-- Given records start --

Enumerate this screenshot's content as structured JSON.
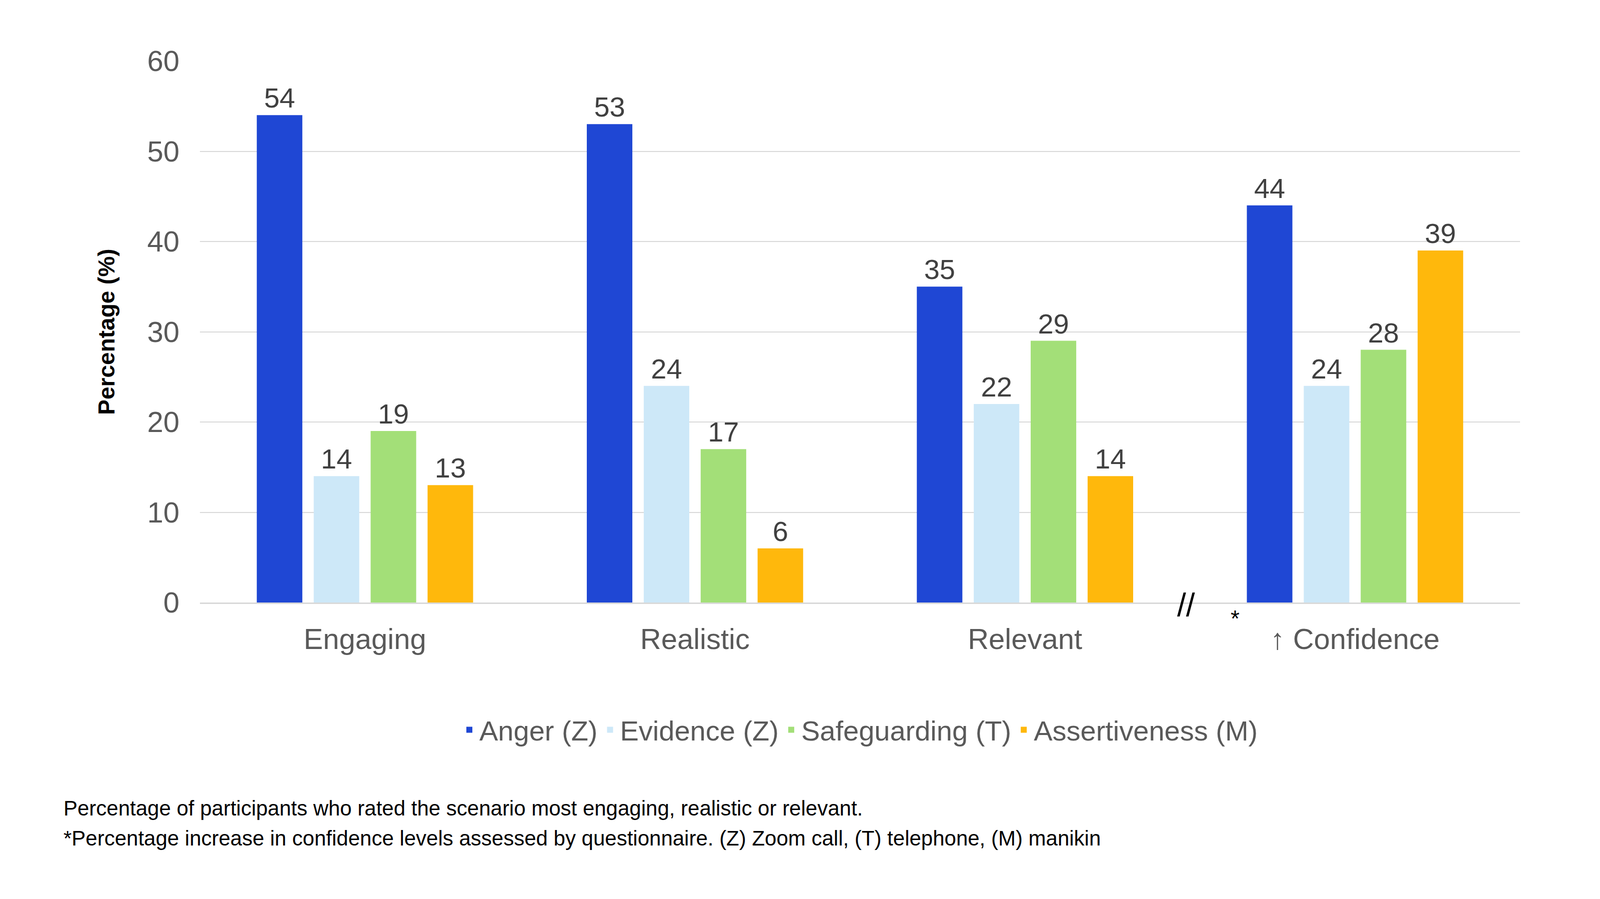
{
  "chart_data": {
    "type": "bar",
    "y_label": "Percentage (%)",
    "categories": [
      "Engaging",
      "Realistic",
      "Relevant",
      "↑ Confidence"
    ],
    "series": [
      {
        "name": "Anger (Z)",
        "color": "#1f47d4",
        "values": [
          54,
          53,
          35,
          44
        ]
      },
      {
        "name": "Evidence (Z)",
        "color": "#cde8f8",
        "values": [
          14,
          24,
          22,
          24
        ]
      },
      {
        "name": "Safeguarding (T)",
        "color": "#a3df78",
        "values": [
          19,
          17,
          29,
          28
        ]
      },
      {
        "name": "Assertiveness (M)",
        "color": "#ffb80c",
        "values": [
          13,
          6,
          14,
          39
        ]
      }
    ],
    "ylim": [
      0,
      60
    ],
    "yticks": [
      0,
      10,
      20,
      30,
      40,
      50,
      60
    ],
    "grid": true,
    "legend": "bottom",
    "data_labels": true,
    "annotations": [
      "//",
      "*",
      "Percentage of participants who rated the scenario most engaging, realistic or relevant.",
      "*Percentage increase in confidence levels assessed by questionnaire. (Z) Zoom call, (T) telephone, (M) manikin"
    ]
  }
}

-- Given records end --

== Problem statement ==
How many lines in the records above contain the word "name"? Give only the number.

== Solved problem ==
4